In the Giardini, there is Hyungkoo Lee in the Korean pavilion, whose skulls and miniature, doll-like skeletons are, he has written, a response to Asian male's complexes over their smallness of stature. The Spanish pavilion contains Manuel Vilariño's photographs of skulls. At the German pavilion, one of Isa Genzken’s collocations of found objects—suitcases, photographs, mannequins, etc.—contains a human skull wearing a sequined carnival mask.

There are also two off-site skulls of note—the larger-than-life outdoor one made by Indian artist Sudobh Gupta of stainless steel cooking vessels that stares down your vaporetto as it glides past Palazzo Grassi—and, a precursor to all of the above, the preserved human head in one of the Wunderkammern that make up the exhibition  "Artempo" at the Palazzo Fortuny: a leathery, tattooed fellow, who still sports his shaggy hair and beard.

And outside the city, there’s the other skull on everyone's mind—the one that Brit art star Damien Hirst encrusted with some 19 million pounds worth of diamonds, news of which broke just days before the Biennale opened.

• _Problem to work on_: Transcribe the passage on skulls in Venice art exhibitions from "There are also" to "the Biennale opened.".

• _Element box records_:

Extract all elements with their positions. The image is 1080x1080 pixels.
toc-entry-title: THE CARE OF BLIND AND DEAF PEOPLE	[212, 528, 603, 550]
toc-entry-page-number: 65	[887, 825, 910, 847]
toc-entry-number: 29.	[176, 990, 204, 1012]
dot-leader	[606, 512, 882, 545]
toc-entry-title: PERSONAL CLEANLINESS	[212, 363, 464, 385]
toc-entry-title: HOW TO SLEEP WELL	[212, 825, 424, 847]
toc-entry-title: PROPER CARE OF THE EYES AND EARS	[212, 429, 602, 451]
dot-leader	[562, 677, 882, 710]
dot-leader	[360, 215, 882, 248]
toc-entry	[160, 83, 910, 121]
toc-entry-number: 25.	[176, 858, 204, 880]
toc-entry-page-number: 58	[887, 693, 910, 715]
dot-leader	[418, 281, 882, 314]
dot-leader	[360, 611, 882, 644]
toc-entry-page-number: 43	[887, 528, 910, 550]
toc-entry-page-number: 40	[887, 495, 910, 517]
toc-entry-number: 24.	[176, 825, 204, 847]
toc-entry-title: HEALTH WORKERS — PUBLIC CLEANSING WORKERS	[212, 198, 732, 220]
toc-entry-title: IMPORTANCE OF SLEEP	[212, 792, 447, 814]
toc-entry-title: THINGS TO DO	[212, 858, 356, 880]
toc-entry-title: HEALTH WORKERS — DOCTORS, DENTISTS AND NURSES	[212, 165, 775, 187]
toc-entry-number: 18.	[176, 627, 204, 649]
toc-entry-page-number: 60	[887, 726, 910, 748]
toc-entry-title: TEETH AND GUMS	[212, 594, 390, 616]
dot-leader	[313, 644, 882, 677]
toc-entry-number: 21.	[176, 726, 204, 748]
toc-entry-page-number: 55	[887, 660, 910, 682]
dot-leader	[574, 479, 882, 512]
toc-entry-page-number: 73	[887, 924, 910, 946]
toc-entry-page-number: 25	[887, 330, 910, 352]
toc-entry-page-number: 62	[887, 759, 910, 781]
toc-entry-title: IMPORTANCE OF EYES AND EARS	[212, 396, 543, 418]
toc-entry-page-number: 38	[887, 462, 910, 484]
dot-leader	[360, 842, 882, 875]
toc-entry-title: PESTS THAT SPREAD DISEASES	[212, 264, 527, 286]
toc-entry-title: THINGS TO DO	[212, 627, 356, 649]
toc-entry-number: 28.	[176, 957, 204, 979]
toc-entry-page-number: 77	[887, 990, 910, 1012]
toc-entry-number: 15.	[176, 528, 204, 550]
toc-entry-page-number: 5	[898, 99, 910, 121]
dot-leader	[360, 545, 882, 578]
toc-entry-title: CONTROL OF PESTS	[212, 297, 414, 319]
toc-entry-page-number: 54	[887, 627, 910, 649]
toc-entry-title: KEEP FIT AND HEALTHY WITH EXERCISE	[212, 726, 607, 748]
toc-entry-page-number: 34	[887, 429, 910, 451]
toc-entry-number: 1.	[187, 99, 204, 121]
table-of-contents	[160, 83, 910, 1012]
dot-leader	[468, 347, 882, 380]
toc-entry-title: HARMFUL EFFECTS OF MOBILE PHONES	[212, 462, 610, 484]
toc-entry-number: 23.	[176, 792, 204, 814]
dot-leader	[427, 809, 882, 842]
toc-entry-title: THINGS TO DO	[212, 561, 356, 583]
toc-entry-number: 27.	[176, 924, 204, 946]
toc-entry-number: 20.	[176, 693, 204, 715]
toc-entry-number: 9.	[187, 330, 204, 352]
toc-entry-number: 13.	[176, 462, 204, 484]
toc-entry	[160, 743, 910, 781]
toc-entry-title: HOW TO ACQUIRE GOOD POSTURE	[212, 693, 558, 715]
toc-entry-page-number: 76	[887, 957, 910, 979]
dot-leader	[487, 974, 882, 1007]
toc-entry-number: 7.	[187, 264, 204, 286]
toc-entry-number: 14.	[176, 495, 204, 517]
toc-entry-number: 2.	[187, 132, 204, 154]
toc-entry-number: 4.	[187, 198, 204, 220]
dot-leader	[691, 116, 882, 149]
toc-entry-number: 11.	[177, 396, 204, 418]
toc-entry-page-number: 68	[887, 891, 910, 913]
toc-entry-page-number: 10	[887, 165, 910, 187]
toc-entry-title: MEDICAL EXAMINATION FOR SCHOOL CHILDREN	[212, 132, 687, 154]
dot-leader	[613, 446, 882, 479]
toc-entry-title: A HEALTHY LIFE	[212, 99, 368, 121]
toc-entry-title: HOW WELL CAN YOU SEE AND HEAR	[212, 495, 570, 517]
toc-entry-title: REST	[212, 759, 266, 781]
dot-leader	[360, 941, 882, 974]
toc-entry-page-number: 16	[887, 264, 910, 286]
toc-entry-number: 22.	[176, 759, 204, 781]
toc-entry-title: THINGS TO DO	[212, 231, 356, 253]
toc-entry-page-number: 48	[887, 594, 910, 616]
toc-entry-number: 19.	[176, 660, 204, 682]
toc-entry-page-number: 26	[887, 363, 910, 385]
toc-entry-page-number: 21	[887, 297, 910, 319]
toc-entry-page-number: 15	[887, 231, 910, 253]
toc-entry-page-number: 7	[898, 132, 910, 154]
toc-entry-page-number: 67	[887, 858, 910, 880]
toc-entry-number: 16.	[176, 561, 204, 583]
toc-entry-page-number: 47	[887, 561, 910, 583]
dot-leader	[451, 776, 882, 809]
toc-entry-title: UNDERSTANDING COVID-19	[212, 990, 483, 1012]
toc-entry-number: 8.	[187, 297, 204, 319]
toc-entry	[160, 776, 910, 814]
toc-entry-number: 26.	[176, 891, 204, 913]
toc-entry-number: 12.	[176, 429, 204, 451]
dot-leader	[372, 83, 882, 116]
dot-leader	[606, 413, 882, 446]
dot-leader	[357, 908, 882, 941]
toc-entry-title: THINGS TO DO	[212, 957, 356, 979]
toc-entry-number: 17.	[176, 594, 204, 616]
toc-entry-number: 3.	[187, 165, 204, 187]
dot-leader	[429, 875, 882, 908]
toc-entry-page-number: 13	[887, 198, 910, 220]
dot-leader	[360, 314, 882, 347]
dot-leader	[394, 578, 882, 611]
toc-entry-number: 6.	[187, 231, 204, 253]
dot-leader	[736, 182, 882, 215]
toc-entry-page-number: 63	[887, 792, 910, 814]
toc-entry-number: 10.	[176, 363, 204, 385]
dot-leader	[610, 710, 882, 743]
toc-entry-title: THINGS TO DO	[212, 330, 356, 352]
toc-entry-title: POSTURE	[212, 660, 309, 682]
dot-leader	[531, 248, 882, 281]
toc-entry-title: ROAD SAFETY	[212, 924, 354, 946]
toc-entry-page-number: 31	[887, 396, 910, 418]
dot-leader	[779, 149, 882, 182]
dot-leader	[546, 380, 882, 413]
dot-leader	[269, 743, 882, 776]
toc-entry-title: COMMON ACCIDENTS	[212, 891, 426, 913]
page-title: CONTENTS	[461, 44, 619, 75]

• _Finished answer_:
There are also two off-site skulls of note—the larger-than-life outdoor one made by Indian artist Sudobh Gupta of stainless steel cooking vessels that stares down your vaporetto as it glides past Palazzo Grassi—and, a precursor to all of the above, the preserved human head in one of the Wunderkammern that make up the exhibition  "Artempo" at the Palazzo Fortuny: a leathery, tattooed fellow, who still sports his shaggy hair and beard.

And outside the city, there’s the other skull on everyone's mind—the one that Brit art star Damien Hirst encrusted with some 19 million pounds worth of diamonds, news of which broke just days before the Biennale opened.